:: Short task ::
List the lines of this listing that hold the word "international".

################

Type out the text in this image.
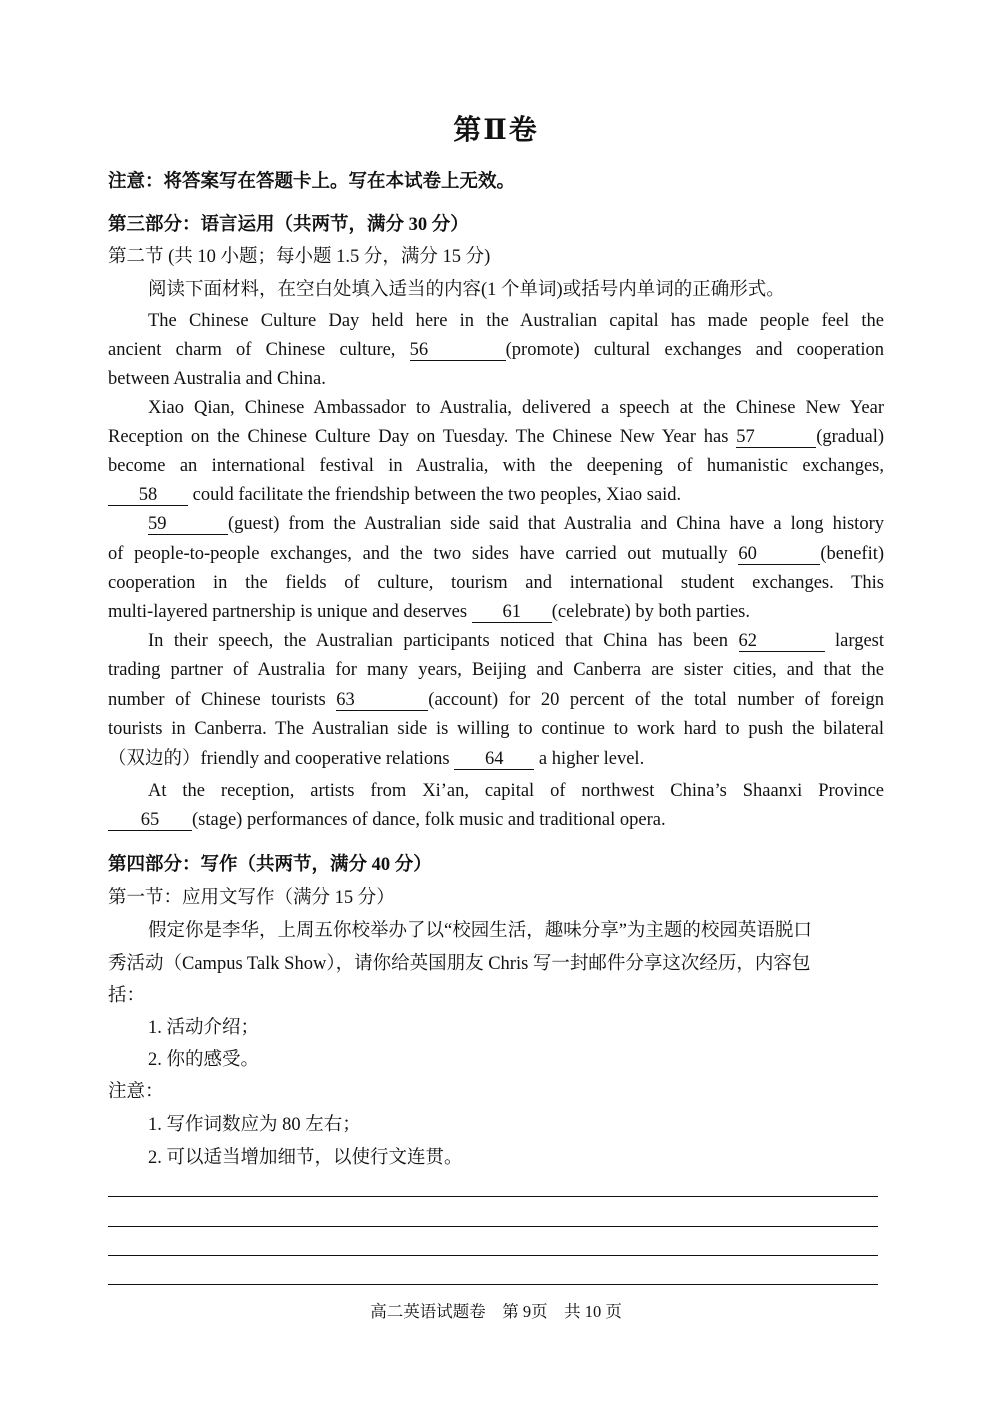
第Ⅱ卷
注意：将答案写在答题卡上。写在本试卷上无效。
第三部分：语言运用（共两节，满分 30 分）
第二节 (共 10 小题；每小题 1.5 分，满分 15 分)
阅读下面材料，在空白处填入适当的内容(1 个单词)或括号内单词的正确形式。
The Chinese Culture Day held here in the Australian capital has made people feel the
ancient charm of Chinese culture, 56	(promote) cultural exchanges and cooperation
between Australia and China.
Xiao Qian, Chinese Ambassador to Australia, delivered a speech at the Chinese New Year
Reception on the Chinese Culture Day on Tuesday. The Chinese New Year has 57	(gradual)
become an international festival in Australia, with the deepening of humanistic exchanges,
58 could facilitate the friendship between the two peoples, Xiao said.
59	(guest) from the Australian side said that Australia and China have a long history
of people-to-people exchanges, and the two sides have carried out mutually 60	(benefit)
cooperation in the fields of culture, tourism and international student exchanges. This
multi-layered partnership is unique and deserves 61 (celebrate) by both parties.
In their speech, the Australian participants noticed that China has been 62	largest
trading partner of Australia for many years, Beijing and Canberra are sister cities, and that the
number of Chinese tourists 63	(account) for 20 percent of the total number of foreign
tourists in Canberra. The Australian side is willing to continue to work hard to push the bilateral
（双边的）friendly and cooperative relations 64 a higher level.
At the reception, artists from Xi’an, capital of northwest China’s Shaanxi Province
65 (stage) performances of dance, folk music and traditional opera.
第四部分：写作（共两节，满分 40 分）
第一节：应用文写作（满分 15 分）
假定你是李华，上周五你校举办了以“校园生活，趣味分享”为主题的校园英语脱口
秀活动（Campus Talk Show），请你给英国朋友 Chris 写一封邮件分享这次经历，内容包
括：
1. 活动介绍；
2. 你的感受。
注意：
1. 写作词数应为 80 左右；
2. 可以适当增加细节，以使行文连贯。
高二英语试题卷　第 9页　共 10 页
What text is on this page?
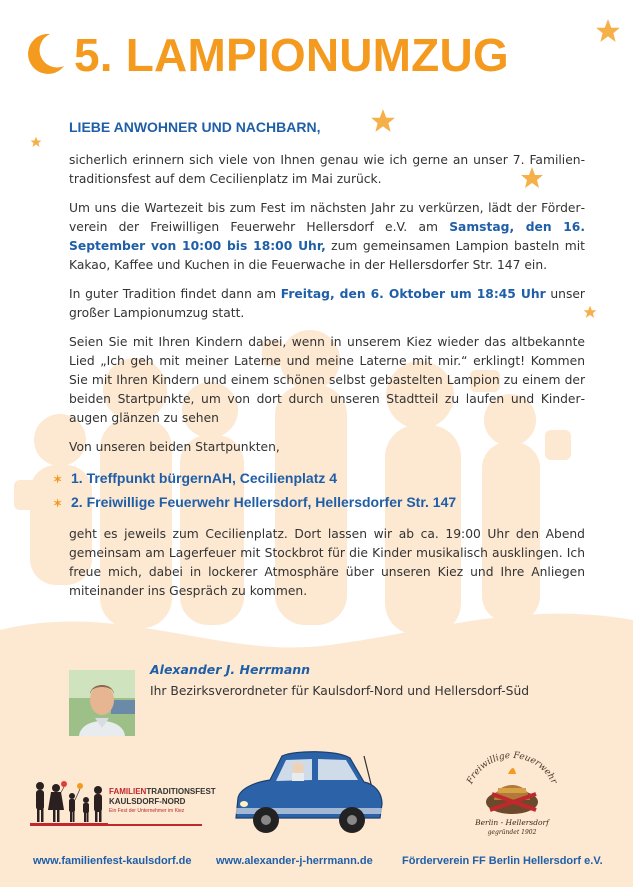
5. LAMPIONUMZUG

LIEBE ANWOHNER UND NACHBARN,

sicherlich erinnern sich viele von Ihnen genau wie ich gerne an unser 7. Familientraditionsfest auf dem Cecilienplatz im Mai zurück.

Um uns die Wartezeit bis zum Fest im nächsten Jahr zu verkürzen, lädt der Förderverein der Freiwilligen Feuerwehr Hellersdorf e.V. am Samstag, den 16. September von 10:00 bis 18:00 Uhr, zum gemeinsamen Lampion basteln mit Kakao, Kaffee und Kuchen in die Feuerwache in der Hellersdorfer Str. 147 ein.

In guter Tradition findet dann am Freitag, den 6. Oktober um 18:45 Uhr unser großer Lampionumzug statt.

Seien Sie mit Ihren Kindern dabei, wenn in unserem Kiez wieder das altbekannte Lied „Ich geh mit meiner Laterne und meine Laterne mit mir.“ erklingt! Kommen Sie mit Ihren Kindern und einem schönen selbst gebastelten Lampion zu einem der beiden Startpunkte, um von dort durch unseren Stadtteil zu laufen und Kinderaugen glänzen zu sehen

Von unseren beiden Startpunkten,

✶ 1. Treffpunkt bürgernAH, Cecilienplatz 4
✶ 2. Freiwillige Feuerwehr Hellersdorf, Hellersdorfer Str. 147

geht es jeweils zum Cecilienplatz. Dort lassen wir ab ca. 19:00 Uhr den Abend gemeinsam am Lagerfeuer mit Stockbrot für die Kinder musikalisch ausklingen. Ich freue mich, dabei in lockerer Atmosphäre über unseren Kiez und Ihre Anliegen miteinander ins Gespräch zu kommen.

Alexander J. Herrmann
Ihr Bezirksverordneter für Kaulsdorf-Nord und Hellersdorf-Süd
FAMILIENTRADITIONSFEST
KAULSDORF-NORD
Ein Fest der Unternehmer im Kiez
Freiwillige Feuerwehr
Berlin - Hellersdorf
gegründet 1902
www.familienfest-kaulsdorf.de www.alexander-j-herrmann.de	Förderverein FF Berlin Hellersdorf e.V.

################

:: Exercise response ::
become an international festival in Australia, with the deepening of humanistic exchanges,
cooperation in the fields of culture, tourism and international student exchanges. This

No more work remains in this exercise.